EXERCISE
Lift out all lines below that contain "ylabel".

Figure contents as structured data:
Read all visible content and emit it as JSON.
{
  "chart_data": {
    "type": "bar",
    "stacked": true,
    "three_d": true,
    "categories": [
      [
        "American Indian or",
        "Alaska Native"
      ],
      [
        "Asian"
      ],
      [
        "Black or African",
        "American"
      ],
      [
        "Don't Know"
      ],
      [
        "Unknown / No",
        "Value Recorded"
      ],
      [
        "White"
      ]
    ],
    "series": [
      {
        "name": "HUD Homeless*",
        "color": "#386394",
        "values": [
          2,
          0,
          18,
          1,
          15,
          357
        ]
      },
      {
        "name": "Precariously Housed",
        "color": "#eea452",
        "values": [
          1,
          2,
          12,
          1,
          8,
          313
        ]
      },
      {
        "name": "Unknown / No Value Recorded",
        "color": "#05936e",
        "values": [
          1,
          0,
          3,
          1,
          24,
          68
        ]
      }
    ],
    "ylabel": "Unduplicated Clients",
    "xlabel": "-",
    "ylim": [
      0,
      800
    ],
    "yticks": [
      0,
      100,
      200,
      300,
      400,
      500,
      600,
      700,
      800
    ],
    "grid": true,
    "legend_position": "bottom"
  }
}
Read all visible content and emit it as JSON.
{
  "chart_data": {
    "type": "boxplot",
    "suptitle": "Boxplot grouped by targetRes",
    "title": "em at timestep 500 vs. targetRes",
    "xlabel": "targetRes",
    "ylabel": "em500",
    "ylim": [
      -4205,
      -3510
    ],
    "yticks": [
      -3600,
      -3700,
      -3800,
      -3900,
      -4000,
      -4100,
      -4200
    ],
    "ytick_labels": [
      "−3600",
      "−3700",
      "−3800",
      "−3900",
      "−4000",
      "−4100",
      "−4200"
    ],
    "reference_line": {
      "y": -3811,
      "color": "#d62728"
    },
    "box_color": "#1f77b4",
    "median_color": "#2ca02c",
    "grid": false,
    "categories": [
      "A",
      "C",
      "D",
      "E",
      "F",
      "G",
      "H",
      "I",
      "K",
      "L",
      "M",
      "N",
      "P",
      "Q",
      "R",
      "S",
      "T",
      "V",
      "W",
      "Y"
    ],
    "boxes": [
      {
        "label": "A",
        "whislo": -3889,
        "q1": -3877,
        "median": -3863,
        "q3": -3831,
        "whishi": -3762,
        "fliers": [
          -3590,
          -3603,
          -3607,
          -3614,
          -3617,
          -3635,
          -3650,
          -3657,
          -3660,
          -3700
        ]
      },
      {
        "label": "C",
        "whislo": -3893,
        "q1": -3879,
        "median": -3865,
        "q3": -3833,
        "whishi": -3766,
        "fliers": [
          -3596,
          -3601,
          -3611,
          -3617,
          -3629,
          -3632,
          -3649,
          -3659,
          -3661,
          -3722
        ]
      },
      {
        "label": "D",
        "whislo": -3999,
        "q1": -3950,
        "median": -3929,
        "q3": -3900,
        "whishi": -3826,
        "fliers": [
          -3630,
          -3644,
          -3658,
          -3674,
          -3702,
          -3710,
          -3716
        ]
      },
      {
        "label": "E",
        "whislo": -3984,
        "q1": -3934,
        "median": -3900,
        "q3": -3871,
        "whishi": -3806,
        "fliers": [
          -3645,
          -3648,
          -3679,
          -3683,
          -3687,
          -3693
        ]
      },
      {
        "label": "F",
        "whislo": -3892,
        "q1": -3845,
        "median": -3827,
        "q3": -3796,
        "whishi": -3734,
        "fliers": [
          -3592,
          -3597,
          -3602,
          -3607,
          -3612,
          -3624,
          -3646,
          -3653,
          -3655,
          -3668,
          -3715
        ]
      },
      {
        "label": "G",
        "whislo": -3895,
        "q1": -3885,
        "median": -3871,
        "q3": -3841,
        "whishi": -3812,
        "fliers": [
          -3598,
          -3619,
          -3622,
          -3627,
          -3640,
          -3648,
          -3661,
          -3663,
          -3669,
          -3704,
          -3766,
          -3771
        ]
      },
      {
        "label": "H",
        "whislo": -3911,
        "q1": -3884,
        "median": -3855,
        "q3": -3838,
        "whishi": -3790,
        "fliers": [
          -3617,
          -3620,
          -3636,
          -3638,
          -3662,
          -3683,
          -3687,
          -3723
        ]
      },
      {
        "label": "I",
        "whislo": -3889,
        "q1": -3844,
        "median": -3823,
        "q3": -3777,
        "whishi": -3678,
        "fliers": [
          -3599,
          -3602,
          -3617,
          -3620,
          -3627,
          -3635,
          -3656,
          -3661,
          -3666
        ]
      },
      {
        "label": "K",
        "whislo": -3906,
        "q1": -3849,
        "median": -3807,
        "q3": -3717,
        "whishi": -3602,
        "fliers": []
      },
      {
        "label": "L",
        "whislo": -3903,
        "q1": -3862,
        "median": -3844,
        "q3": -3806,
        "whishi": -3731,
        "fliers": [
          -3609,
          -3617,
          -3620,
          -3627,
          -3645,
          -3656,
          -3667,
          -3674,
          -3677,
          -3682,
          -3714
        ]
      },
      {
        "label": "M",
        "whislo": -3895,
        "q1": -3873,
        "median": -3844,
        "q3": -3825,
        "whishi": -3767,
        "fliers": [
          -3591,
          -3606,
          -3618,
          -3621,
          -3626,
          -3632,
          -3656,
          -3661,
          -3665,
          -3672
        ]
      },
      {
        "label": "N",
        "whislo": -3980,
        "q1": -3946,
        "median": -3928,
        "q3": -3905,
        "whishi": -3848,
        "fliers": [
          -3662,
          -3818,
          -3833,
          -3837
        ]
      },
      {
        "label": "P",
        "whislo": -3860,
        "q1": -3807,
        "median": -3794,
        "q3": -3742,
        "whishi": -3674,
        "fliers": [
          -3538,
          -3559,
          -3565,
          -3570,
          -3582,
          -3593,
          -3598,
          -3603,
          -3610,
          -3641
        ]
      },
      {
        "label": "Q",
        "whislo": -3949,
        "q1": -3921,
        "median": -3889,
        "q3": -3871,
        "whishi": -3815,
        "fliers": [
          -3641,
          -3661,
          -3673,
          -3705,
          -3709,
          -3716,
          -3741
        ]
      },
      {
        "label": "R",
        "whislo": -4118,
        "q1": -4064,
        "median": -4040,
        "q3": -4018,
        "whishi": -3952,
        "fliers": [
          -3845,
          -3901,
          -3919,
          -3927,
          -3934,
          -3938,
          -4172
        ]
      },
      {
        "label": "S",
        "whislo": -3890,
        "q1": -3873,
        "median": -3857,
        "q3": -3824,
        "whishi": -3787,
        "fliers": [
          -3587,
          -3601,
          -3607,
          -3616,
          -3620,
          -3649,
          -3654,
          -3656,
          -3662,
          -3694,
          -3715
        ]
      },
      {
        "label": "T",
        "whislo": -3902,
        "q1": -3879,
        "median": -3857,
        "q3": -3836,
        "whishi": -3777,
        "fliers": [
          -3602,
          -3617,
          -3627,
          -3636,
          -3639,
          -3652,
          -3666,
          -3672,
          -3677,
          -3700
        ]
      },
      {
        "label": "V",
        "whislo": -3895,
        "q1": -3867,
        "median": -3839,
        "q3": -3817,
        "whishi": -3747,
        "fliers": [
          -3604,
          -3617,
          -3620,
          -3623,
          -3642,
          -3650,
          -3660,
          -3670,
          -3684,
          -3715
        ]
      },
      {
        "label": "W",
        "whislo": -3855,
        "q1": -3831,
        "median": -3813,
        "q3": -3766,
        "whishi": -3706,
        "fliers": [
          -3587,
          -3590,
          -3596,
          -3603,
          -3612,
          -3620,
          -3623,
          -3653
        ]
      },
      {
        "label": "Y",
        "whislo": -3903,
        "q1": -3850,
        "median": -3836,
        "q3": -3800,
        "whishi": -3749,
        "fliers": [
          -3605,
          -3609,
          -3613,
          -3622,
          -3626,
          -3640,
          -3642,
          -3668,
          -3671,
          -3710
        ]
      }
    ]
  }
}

REPLY
    "ylabel": "Unduplicated Clients",
    "ylabel": "em500",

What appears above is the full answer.